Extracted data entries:
········
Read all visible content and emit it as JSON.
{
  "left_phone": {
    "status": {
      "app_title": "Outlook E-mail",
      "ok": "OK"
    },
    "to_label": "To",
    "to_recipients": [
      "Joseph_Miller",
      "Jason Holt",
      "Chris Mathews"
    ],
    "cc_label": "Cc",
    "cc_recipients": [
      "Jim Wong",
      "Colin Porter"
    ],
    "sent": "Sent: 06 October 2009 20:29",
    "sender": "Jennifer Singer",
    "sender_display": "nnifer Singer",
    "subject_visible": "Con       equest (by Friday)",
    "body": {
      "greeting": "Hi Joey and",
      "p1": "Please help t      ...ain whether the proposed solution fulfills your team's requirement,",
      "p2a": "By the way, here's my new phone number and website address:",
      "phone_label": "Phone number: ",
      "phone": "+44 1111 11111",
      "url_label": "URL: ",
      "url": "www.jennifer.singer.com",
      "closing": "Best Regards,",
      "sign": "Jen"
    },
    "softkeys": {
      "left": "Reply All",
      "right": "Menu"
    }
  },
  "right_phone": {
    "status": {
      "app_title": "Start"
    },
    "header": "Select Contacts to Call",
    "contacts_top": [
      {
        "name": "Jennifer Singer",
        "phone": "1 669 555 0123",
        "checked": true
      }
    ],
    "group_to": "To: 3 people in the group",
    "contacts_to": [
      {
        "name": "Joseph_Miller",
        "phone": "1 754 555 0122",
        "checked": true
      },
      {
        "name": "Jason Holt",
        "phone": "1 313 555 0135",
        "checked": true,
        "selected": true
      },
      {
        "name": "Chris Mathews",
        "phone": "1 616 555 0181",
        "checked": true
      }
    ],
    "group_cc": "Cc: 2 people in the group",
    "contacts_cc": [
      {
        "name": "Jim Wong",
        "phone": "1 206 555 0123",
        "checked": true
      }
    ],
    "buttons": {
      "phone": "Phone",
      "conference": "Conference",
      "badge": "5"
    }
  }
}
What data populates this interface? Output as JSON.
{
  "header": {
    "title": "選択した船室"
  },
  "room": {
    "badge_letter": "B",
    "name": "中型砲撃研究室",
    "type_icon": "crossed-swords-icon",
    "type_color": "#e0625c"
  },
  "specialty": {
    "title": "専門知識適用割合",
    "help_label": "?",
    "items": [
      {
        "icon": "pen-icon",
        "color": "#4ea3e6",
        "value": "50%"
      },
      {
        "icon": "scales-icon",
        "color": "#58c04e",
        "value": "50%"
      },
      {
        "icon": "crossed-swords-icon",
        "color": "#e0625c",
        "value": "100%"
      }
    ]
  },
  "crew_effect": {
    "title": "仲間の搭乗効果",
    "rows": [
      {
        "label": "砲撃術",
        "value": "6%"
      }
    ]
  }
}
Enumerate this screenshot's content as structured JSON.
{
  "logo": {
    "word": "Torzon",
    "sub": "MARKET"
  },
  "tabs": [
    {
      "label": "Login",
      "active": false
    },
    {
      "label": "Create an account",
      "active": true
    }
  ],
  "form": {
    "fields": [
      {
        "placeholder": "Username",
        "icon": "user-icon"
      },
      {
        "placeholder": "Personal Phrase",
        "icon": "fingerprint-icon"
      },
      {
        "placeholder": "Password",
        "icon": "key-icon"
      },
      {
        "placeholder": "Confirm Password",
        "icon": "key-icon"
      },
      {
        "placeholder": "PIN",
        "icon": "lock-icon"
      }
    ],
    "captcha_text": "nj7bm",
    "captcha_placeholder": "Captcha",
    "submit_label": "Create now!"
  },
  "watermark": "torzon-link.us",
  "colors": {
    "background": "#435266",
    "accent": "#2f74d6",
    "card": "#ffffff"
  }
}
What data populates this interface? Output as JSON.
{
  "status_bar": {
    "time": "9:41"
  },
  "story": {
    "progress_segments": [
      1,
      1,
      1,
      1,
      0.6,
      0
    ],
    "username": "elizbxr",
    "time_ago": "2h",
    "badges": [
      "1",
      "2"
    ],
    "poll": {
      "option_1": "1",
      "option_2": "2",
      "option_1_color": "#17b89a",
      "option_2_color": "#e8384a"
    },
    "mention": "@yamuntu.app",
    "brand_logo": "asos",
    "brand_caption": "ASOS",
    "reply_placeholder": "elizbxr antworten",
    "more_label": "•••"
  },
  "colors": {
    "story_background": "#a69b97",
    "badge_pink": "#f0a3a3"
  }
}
········
**Request**
What count of lines in the listing contain the word "people"? Reply with the number only.

**Written solution**
2